Given request: Go through the listing beneath this task and return every line that carries the string "ylabel".

* begin Provided material *

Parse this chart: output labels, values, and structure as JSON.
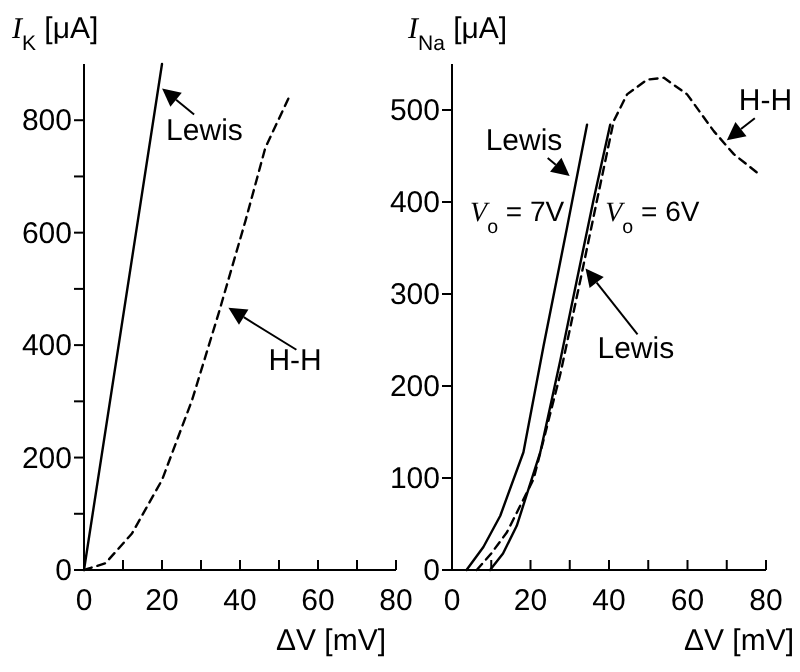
{
  "chart_data": [
    {
      "type": "line",
      "xlabel": "ΔV [mV]",
      "ylabel": "I$_{K}$ [μA]",
      "xlim": [
        0,
        80
      ],
      "ylim": [
        0,
        900
      ],
      "xticks": [
        0,
        {
          "value": 10,
          "label": null
        },
        20,
        {
          "value": 30,
          "label": null
        },
        40,
        {
          "value": 50,
          "label": null
        },
        60,
        {
          "value": 70,
          "label": null
        },
        80
      ],
      "yticks": [
        0,
        {
          "value": 100,
          "label": null
        },
        200,
        {
          "value": 300,
          "label": null
        },
        400,
        {
          "value": 500,
          "label": null
        },
        600,
        {
          "value": 700,
          "label": null
        },
        800
      ],
      "series": [
        {
          "color": "#000000",
          "line_style": "solid",
          "x": [
            0,
            20
          ],
          "values": [
            0,
            900
          ]
        },
        {
          "color": "#000000",
          "line_style": "dashed",
          "x": [
            0,
            5.5,
            12.3,
            20,
            27.7,
            34.5,
            41.4,
            46.5,
            52.5
          ],
          "values": [
            0,
            12,
            65,
            160,
            302,
            456,
            621,
            751,
            840
          ]
        }
      ],
      "annotations": [
        {
          "text": "Lewis",
          "x": 19,
          "y": 860
        },
        {
          "text": "H-H",
          "x": 36,
          "y": 470
        }
      ]
    },
    {
      "type": "line",
      "xlabel": "ΔV [mV]",
      "ylabel": "I$_{Na}$ [μA]",
      "xlim": [
        0,
        80
      ],
      "ylim": [
        0,
        550
      ],
      "xticks": [
        0,
        {
          "value": 10,
          "label": null
        },
        20,
        {
          "value": 30,
          "label": null
        },
        40,
        {
          "value": 50,
          "label": null
        },
        60,
        {
          "value": 70,
          "label": null
        },
        80
      ],
      "yticks": [
        0,
        100,
        200,
        300,
        400,
        500
      ],
      "series": [
        {
          "name": "V$_{o}$ = 7V",
          "color": "#000000",
          "line_style": "solid",
          "x": [
            3.7,
            8,
            12.3,
            18.2,
            23.3,
            29.3,
            34.4
          ],
          "values": [
            0,
            25,
            59,
            128,
            243,
            372,
            484
          ]
        },
        {
          "name": "V$_{o}$ = 6V",
          "color": "#000000",
          "line_style": "solid",
          "x": [
            9.7,
            13,
            16.5,
            22.5,
            27.6,
            31.8,
            36,
            40.3
          ],
          "values": [
            0,
            18,
            48,
            128,
            228,
            315,
            401,
            484
          ]
        },
        {
          "color": "#000000",
          "line_style": "dashed",
          "x": [
            6.3,
            10,
            14,
            20.8,
            27.6,
            32.7,
            36.9,
            41.2,
            44.6,
            49.7,
            54,
            59.9,
            66.7,
            71.8,
            78.6
          ],
          "values": [
            0,
            18,
            41,
            99,
            213,
            315,
            401,
            488,
            517,
            533,
            535,
            517,
            477,
            452,
            429
          ]
        }
      ],
      "annotations": [
        {
          "text": "Lewis",
          "x": 31,
          "y": 426
        },
        {
          "text": "Lewis",
          "x": 33,
          "y": 330
        },
        {
          "text": "H-H",
          "x": 69,
          "y": 465
        }
      ]
    }
  ]
}
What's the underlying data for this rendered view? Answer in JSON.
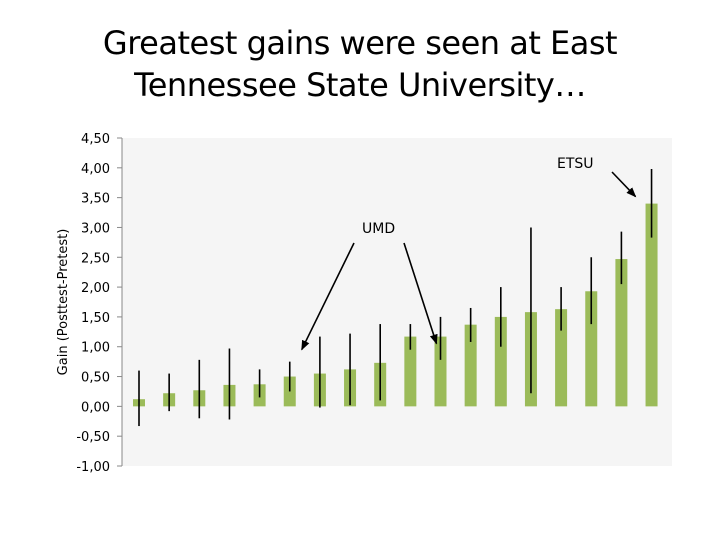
{
  "chart_data": {
    "type": "bar",
    "title_lines": [
      "Greatest gains were seen at East",
      "Tennessee State University…"
    ],
    "xlabel": "",
    "ylabel": "Gain (Posttest-Pretest)",
    "ylim": [
      -1.0,
      4.5
    ],
    "yticks": [
      "-1,00",
      "-0,50",
      "0,00",
      "0,50",
      "1,00",
      "1,50",
      "2,00",
      "2,50",
      "3,00",
      "3,50",
      "4,00",
      "4,50"
    ],
    "ytick_values": [
      -1.0,
      -0.5,
      0.0,
      0.5,
      1.0,
      1.5,
      2.0,
      2.5,
      3.0,
      3.5,
      4.0,
      4.5
    ],
    "grid": false,
    "bar_color": "#9bbb59",
    "background_color": "#f5f5f5",
    "values": [
      0.12,
      0.22,
      0.27,
      0.36,
      0.37,
      0.5,
      0.55,
      0.62,
      0.73,
      1.17,
      1.17,
      1.37,
      1.5,
      1.58,
      1.63,
      1.93,
      2.47,
      3.4
    ],
    "error_low": [
      -0.33,
      -0.08,
      -0.2,
      -0.22,
      0.15,
      0.25,
      -0.02,
      0.02,
      0.1,
      0.95,
      0.78,
      1.08,
      1.0,
      0.22,
      1.27,
      1.38,
      2.05,
      2.83
    ],
    "error_high": [
      0.6,
      0.55,
      0.78,
      0.97,
      0.62,
      0.75,
      1.17,
      1.22,
      1.38,
      1.38,
      1.5,
      1.65,
      2.0,
      3.0,
      2.0,
      2.5,
      2.93,
      3.98
    ],
    "annotations": [
      {
        "text": "ETSU",
        "target_index": 17
      },
      {
        "text": "UMD",
        "target_indices": [
          5,
          10
        ]
      }
    ]
  }
}
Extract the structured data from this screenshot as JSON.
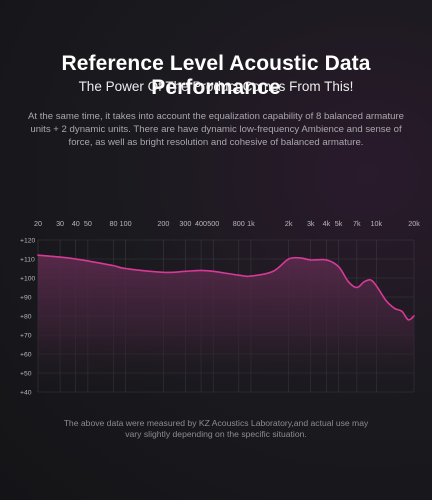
{
  "header": {
    "title": "Reference Level Acoustic Data Performance",
    "subtitle": "The Power Of The Product Comes From This!",
    "description": "At the same time, it takes into account the equalization capability of 8 balanced armature units + 2 dynamic units. There are have dynamic low-frequency Ambience and sense of force, as well as bright resolution and cohesive of balanced armature."
  },
  "footnote": "The above data were measured by KZ Acoustics Laboratory,and actual use may vary slightly depending on the specific situation.",
  "colors": {
    "accent": "#d63a96",
    "fill_top": "#5a2a4c",
    "grid": "#3a383e",
    "tick_text": "#b8b6bc"
  },
  "chart_data": {
    "type": "line",
    "title": "",
    "xlabel": "",
    "ylabel": "",
    "xscale": "log",
    "xlim": [
      20,
      20000
    ],
    "ylim": [
      40,
      120
    ],
    "grid": true,
    "x_ticks": [
      {
        "value": 20,
        "label": "20"
      },
      {
        "value": 30,
        "label": "30"
      },
      {
        "value": 40,
        "label": "40"
      },
      {
        "value": 50,
        "label": "50"
      },
      {
        "value": 80,
        "label": "80"
      },
      {
        "value": 100,
        "label": "100"
      },
      {
        "value": 200,
        "label": "200"
      },
      {
        "value": 300,
        "label": "300"
      },
      {
        "value": 400,
        "label": "400"
      },
      {
        "value": 500,
        "label": "500"
      },
      {
        "value": 800,
        "label": "800"
      },
      {
        "value": 1000,
        "label": "1k"
      },
      {
        "value": 2000,
        "label": "2k"
      },
      {
        "value": 3000,
        "label": "3k"
      },
      {
        "value": 4000,
        "label": "4k"
      },
      {
        "value": 5000,
        "label": "5k"
      },
      {
        "value": 7000,
        "label": "7k"
      },
      {
        "value": 10000,
        "label": "10k"
      },
      {
        "value": 20000,
        "label": "20k"
      }
    ],
    "y_ticks": [
      {
        "value": 120,
        "label": "+120"
      },
      {
        "value": 110,
        "label": "+110"
      },
      {
        "value": 100,
        "label": "+100"
      },
      {
        "value": 90,
        "label": "+90"
      },
      {
        "value": 80,
        "label": "+80"
      },
      {
        "value": 70,
        "label": "+70"
      },
      {
        "value": 60,
        "label": "+60"
      },
      {
        "value": 50,
        "label": "+50"
      },
      {
        "value": 40,
        "label": "+40"
      }
    ],
    "series": [
      {
        "x": [
          20,
          30,
          40,
          50,
          80,
          100,
          200,
          300,
          400,
          500,
          800,
          1000,
          1500,
          2000,
          2500,
          3000,
          4000,
          5000,
          6000,
          7000,
          8000,
          9000,
          10000,
          12000,
          14000,
          16000,
          18000,
          20000
        ],
        "y": [
          112,
          111,
          110,
          109,
          106.5,
          105,
          103,
          103.5,
          104,
          103.5,
          101.5,
          101,
          103.5,
          110,
          110.5,
          109.5,
          109.5,
          106,
          98,
          95,
          98,
          99,
          96,
          88,
          84,
          82.5,
          78,
          80
        ]
      }
    ]
  }
}
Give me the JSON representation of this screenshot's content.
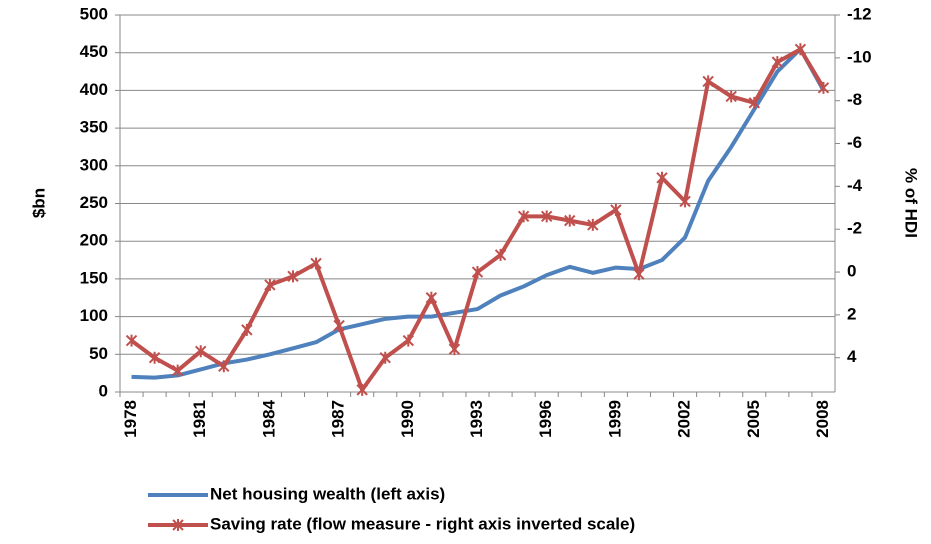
{
  "chart_data": {
    "type": "line",
    "categories": [
      "1978",
      null,
      null,
      "1981",
      null,
      null,
      "1984",
      null,
      null,
      "1987",
      null,
      null,
      "1990",
      null,
      null,
      "1993",
      null,
      null,
      "1996",
      null,
      null,
      "1999",
      null,
      null,
      "2002",
      null,
      null,
      "2005",
      null,
      null,
      "2008"
    ],
    "series": [
      {
        "name": "Net housing wealth (left axis)",
        "color": "#4f81bd",
        "axis": "y",
        "values": [
          20,
          19,
          22,
          30,
          38,
          43,
          50,
          58,
          66,
          83,
          90,
          97,
          100,
          100,
          105,
          110,
          128,
          140,
          155,
          166,
          158,
          165,
          163,
          175,
          205,
          280,
          325,
          375,
          425,
          455,
          400
        ]
      },
      {
        "name": "Saving rate (flow measure - right axis inverted scale)",
        "color": "#c0504d",
        "axis": "y2",
        "marker": "asterisk",
        "values": [
          3.2,
          4.0,
          4.6,
          3.7,
          4.4,
          2.7,
          0.6,
          0.2,
          -0.4,
          2.5,
          5.5,
          4.0,
          3.2,
          1.2,
          3.6,
          0.0,
          -0.8,
          -2.6,
          -2.6,
          -2.4,
          -2.2,
          -2.9,
          0.1,
          -4.4,
          -3.3,
          -8.9,
          -8.2,
          -7.9,
          -9.8,
          -10.4,
          -8.6
        ]
      }
    ],
    "y_label": "$bn",
    "y2_label": "% of HDI",
    "ylim": [
      0,
      500
    ],
    "yticks": [
      0,
      50,
      100,
      150,
      200,
      250,
      300,
      350,
      400,
      450,
      500
    ],
    "y2lim": [
      5.6,
      -12
    ],
    "y2ticks": [
      -12,
      -10,
      -8,
      -6,
      -4,
      -2,
      0,
      2,
      4
    ],
    "grid": true,
    "legend": "bottom"
  }
}
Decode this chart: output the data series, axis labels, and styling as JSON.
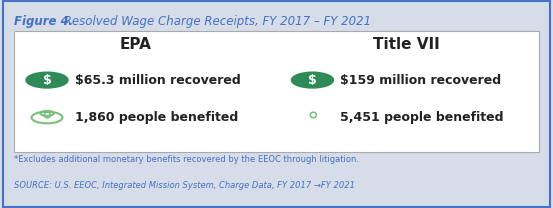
{
  "title_bold": "Figure 4.",
  "title_italic": " Resolved Wage Charge Receipts, FY 2017 – FY 2021",
  "title_color": "#4472C4",
  "bg_outer": "#D6DCE8",
  "bg_inner": "#FFFFFF",
  "border_color": "#4472C4",
  "epa_header": "EPA",
  "title7_header": "Title VII",
  "epa_money": "$65.3 million recovered",
  "epa_people": "1,860 people benefited",
  "t7_money": "$159 million recovered",
  "t7_people": "5,451 people benefited",
  "icon_money_color": "#2E8B57",
  "icon_people_color": "#7BBF7B",
  "footnote1": "*Excludes additional monetary benefits recovered by the EEOC through litigation.",
  "footnote2": "SOURCE: U.S. EEOC, Integrated Mission System, Charge Data, FY 2017 →FY 2021",
  "footnote_color": "#4472C4"
}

* end Provided material *

Correct answer:
      "ylabel": "I$_{K}$ [μA]",
      "ylabel": "I$_{Na}$ [μA]",
    "ylabel": "Gain (Posttest-Pretest)",
    "ylabel": "",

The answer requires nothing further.